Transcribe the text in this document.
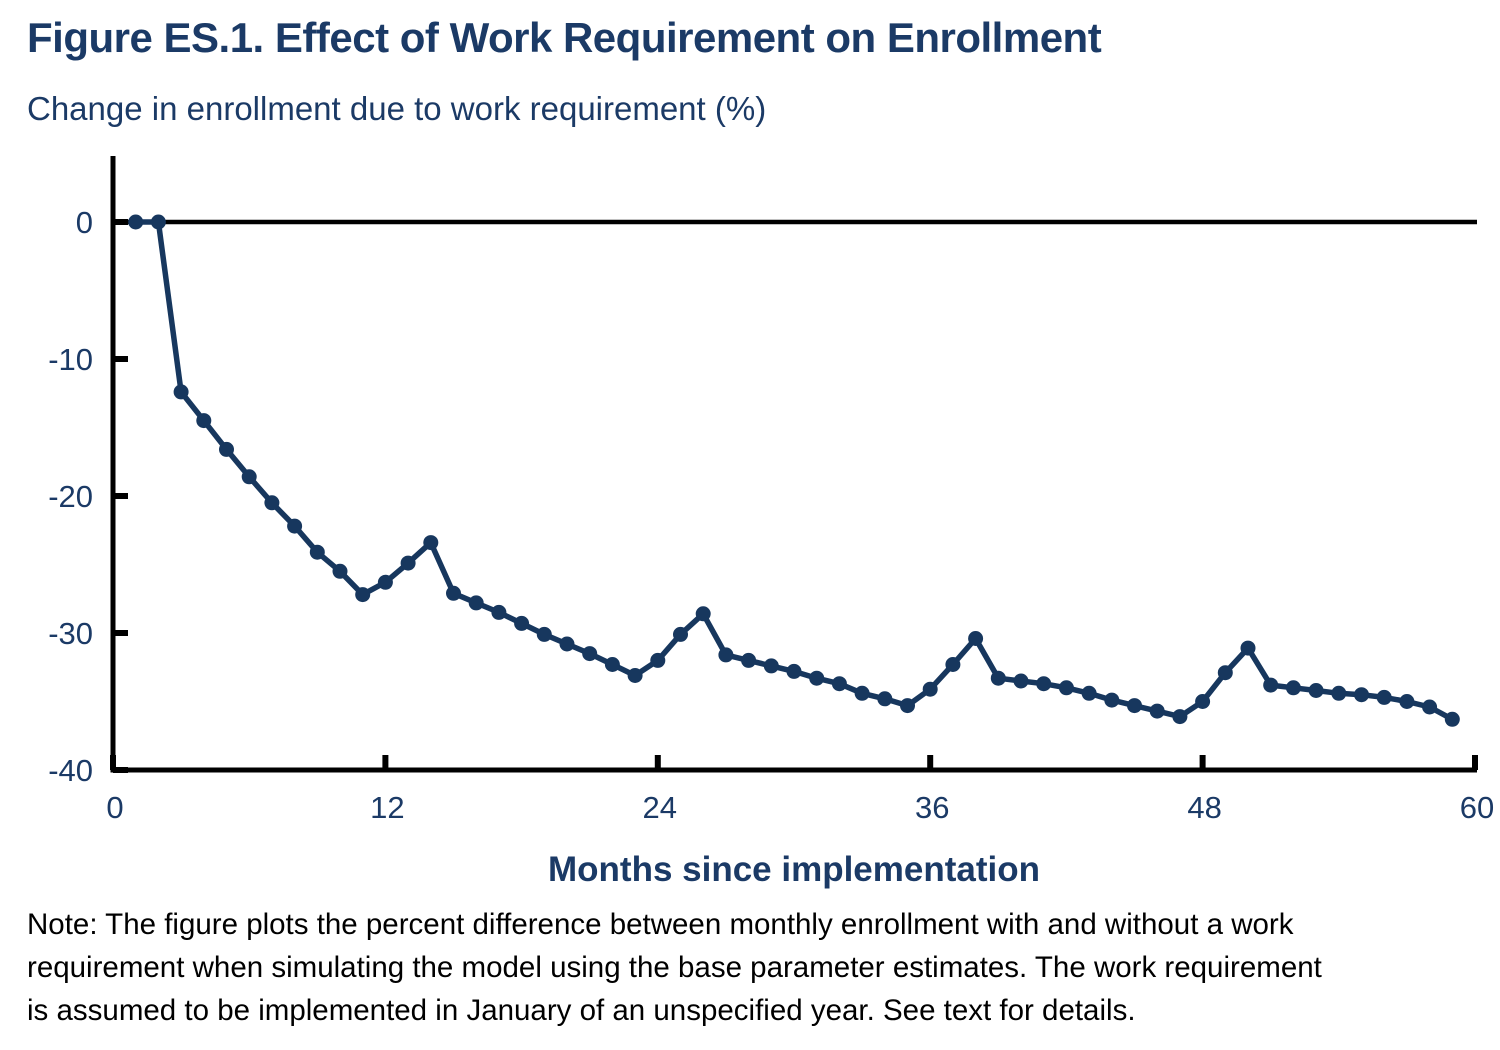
Figure ES.1. Effect of Work Requirement on Enrollment
Change in enrollment due to work requirement (%)
0
-10
-20
-30
-40
0	12	24	36	48	60
Months since implementation
Note: The figure plots the percent difference between monthly enrollment with and without a work
requirement when simulating the model using the base parameter estimates. The work requirement
is assumed to be implemented in January of an unspecified year. See text for details.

####################

Omit every picture, and otherwise quote the entries exactly.

Transcribe the text in this document.
Figure ES.1. Effect of Work Requirement on Enrollment
Change in enrollment due to work requirement (%)
0
-10
-20
-30
-40
0	12	24	36	48	60
Months since implementation
Note: The figure plots the percent difference between monthly enrollment with and without a work
requirement when simulating the model using the base parameter estimates. The work requirement
is assumed to be implemented in January of an unspecified year. See text for details.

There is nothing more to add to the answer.